>> Begin Supplied information

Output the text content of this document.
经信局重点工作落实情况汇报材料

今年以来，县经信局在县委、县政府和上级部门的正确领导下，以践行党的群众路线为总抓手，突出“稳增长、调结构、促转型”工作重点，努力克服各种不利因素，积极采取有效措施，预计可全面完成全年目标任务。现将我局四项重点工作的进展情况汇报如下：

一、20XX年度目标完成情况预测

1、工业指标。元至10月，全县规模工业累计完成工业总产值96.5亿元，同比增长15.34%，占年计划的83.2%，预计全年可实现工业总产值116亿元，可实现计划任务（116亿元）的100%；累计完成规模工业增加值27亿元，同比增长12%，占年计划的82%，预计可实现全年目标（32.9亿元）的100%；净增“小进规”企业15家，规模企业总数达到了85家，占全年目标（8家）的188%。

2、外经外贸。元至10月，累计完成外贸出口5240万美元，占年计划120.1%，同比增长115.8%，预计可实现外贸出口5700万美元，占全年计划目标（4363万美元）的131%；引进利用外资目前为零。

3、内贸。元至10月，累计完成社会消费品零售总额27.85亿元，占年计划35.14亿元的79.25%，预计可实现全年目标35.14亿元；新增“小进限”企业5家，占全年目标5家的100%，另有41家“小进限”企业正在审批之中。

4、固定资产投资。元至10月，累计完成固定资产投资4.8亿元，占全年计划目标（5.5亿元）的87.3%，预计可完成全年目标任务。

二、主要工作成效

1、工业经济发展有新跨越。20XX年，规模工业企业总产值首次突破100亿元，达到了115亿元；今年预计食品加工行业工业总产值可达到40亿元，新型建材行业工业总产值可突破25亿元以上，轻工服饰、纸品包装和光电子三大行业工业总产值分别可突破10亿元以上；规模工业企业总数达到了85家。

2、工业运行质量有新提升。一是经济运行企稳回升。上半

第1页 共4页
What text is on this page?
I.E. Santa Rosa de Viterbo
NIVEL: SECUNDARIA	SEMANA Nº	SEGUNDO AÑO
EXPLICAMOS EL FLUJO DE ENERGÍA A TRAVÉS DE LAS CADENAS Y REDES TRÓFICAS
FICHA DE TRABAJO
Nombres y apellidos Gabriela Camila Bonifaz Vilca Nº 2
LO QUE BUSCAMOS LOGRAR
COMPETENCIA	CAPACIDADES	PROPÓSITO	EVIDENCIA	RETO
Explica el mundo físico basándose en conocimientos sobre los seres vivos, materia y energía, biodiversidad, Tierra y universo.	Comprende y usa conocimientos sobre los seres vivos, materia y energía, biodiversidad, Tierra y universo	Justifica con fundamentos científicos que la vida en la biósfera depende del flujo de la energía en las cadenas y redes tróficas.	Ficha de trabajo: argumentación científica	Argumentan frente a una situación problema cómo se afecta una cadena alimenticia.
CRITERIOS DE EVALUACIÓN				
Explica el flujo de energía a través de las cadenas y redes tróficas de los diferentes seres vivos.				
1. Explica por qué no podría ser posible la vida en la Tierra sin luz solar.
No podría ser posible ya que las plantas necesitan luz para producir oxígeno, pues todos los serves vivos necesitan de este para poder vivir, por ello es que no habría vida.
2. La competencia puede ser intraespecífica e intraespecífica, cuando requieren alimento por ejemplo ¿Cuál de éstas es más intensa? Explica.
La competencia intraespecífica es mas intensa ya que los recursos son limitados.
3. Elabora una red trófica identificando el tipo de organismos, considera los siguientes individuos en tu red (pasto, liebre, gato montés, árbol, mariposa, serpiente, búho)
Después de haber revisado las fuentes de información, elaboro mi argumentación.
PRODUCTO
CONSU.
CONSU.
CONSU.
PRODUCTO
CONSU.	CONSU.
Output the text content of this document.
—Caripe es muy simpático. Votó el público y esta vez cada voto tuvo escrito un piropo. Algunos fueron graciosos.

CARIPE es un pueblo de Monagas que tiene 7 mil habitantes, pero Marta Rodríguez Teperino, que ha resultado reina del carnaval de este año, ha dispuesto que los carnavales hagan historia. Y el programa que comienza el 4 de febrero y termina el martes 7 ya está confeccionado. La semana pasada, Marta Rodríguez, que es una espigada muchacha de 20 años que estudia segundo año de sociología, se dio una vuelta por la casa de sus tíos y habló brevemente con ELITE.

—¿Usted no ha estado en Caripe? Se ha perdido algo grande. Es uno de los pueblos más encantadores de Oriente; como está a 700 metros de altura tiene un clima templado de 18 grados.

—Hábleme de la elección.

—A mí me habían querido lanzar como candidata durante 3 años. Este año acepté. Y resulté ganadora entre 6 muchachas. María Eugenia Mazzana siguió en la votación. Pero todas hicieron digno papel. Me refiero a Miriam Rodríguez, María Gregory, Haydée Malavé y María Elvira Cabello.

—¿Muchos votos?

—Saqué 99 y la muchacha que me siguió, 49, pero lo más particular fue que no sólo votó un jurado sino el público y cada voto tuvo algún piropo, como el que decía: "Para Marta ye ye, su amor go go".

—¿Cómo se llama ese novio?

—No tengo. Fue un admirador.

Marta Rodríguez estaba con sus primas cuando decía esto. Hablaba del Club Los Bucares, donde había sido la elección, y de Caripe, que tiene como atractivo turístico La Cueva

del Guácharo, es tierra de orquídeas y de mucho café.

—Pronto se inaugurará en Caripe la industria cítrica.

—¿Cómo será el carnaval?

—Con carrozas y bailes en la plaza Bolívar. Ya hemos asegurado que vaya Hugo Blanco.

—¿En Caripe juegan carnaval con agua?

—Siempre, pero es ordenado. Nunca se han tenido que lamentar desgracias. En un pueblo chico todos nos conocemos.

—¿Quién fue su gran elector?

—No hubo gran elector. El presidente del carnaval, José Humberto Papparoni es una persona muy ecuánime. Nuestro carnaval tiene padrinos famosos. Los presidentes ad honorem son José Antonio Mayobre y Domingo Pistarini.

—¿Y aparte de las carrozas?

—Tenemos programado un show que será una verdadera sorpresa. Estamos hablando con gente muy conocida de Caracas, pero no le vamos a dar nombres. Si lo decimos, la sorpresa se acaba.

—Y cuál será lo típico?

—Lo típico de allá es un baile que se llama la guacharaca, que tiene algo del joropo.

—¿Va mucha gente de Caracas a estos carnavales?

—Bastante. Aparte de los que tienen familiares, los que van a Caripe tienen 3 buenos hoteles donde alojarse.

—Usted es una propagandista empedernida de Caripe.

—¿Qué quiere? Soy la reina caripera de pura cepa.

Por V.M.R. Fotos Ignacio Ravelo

>> End Supplied information

■ The exercise
Copy whichever lines in the listing above contain the word "elector".

■ Task answer
—¿Quién fue su gran elector?
—No hubo gran elector. El presidente del carnaval, José Humberto Papparoni es una persona muy ecuánime. Nuestro carnaval tiene padrinos famosos. Los presidentes ad honorem son José Antonio Mayobre y Domingo Pistarini.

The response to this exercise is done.